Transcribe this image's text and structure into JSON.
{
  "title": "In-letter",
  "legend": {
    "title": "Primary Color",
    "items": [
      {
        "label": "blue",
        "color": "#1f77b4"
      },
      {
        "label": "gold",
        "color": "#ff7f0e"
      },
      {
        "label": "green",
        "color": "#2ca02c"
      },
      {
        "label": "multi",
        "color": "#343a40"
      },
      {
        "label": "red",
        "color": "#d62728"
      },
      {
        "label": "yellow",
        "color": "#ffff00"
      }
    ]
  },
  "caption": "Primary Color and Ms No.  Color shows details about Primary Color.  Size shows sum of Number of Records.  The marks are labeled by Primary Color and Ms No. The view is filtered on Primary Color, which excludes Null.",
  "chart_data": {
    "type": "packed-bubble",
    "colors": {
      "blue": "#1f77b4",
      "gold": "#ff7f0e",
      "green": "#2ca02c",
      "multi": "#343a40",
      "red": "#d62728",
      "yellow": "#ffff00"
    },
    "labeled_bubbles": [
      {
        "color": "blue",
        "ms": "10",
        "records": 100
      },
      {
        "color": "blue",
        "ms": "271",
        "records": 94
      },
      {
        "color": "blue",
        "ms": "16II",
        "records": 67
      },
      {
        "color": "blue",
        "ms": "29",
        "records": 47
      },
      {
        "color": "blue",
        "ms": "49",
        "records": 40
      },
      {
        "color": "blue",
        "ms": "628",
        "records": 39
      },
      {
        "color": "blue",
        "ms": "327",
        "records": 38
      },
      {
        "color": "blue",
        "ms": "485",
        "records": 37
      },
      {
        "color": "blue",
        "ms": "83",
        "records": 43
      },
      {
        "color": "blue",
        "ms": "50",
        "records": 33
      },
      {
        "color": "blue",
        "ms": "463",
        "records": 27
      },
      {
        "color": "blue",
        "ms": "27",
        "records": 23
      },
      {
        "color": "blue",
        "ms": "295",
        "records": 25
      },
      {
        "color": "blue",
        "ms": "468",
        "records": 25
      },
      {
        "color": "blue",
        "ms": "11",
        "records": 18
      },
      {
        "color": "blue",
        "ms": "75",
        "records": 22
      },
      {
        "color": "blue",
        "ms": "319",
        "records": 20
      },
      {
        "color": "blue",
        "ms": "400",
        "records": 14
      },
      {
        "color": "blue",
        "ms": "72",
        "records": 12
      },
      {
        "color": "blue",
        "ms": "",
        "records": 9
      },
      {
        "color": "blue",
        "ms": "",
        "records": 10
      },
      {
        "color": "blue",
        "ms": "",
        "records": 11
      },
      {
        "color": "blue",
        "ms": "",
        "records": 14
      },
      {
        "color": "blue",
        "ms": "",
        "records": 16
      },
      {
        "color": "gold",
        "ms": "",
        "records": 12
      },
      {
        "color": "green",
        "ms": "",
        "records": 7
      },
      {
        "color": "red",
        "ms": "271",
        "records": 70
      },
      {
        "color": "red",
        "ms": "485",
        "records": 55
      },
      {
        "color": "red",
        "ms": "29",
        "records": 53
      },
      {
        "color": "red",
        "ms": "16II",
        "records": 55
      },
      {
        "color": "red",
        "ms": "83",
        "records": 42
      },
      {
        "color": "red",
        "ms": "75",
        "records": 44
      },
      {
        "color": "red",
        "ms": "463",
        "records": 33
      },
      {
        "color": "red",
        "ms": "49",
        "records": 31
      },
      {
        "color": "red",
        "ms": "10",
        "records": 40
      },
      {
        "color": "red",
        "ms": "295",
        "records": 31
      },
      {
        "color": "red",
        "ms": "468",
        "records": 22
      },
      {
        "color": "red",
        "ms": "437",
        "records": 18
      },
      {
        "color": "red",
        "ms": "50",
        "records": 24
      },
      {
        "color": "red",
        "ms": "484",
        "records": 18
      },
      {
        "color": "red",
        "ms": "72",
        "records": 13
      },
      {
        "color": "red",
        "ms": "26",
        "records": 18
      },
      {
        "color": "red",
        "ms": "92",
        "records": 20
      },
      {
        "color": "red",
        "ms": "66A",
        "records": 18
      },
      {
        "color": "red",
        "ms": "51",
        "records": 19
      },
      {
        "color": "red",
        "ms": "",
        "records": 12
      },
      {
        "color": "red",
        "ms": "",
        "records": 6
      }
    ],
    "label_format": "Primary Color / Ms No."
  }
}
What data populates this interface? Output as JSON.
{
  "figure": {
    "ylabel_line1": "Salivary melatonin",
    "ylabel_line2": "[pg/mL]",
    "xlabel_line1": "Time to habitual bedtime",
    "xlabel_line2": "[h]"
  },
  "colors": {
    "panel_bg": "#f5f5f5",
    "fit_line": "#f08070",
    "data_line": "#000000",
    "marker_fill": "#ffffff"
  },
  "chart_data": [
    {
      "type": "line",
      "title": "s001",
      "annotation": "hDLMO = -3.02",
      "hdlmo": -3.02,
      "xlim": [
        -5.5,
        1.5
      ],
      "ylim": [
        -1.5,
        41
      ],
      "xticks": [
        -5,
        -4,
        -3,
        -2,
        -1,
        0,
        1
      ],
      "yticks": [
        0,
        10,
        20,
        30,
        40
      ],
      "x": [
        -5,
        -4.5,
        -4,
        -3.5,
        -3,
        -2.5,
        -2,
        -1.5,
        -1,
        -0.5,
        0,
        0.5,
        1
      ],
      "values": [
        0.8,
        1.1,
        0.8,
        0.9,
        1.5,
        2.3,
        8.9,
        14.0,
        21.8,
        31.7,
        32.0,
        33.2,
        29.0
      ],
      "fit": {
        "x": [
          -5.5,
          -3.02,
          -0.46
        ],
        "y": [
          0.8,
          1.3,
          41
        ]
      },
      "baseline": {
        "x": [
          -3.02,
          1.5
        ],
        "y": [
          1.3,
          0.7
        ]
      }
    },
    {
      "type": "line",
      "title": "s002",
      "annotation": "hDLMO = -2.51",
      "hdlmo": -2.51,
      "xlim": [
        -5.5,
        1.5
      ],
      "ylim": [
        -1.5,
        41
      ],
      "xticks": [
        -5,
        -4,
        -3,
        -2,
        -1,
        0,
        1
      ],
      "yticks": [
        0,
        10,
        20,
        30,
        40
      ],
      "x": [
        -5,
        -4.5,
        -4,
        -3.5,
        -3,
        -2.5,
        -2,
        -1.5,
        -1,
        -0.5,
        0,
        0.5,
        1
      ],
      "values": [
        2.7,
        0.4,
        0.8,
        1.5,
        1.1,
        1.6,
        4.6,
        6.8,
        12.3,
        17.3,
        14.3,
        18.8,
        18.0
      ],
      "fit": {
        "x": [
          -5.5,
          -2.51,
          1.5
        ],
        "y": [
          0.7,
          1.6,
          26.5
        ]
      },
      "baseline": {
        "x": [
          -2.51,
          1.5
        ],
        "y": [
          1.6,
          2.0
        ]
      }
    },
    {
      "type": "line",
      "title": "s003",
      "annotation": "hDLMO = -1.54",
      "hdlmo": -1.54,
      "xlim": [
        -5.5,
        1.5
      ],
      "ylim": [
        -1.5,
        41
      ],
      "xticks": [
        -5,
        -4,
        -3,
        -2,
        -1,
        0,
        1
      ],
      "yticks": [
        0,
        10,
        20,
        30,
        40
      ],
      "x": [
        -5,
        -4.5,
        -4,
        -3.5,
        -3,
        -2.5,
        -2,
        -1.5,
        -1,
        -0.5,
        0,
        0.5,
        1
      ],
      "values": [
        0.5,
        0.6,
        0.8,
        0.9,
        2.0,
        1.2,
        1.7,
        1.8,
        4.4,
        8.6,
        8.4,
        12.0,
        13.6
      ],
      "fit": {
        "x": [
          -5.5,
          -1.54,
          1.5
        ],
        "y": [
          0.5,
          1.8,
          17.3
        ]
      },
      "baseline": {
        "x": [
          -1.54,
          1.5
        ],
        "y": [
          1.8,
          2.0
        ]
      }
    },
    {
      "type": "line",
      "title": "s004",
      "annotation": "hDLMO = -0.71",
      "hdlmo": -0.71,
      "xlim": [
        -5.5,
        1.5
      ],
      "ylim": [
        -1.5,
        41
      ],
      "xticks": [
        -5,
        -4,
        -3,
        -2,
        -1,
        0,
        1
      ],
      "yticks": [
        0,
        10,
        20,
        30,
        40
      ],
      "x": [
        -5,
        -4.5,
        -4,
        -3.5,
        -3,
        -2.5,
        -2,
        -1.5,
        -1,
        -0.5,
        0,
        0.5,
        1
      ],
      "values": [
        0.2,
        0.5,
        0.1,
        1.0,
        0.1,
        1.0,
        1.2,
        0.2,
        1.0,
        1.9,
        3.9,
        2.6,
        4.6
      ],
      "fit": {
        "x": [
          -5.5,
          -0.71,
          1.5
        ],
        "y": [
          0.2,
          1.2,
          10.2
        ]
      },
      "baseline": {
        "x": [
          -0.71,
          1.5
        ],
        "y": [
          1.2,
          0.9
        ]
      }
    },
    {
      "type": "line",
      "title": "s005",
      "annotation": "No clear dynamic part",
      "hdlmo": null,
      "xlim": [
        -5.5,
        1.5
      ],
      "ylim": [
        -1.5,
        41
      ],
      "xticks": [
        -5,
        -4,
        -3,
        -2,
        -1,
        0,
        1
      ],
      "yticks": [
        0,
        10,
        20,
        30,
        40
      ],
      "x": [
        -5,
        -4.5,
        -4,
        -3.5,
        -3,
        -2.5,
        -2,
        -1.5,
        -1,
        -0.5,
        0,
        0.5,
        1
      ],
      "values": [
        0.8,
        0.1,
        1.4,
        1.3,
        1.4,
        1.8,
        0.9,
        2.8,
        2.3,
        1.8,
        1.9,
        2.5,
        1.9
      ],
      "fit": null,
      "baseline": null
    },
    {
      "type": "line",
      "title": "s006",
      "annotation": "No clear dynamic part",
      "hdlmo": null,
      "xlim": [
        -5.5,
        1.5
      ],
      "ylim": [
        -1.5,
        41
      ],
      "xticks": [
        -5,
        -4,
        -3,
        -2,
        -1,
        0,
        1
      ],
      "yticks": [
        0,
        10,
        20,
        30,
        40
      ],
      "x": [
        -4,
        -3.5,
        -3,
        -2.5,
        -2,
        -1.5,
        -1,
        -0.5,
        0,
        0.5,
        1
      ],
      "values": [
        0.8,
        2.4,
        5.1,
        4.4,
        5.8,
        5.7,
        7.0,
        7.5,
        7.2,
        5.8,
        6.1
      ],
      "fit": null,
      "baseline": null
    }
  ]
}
########
Identify all lines where the word "annotation" shows up. Copy them.

      "annotation": "hDLMO = -3.02",
      "annotation": "hDLMO = -2.51",
      "annotation": "hDLMO = -1.54",
      "annotation": "hDLMO = -0.71",
      "annotation": "No clear dynamic part",
      "annotation": "No clear dynamic part",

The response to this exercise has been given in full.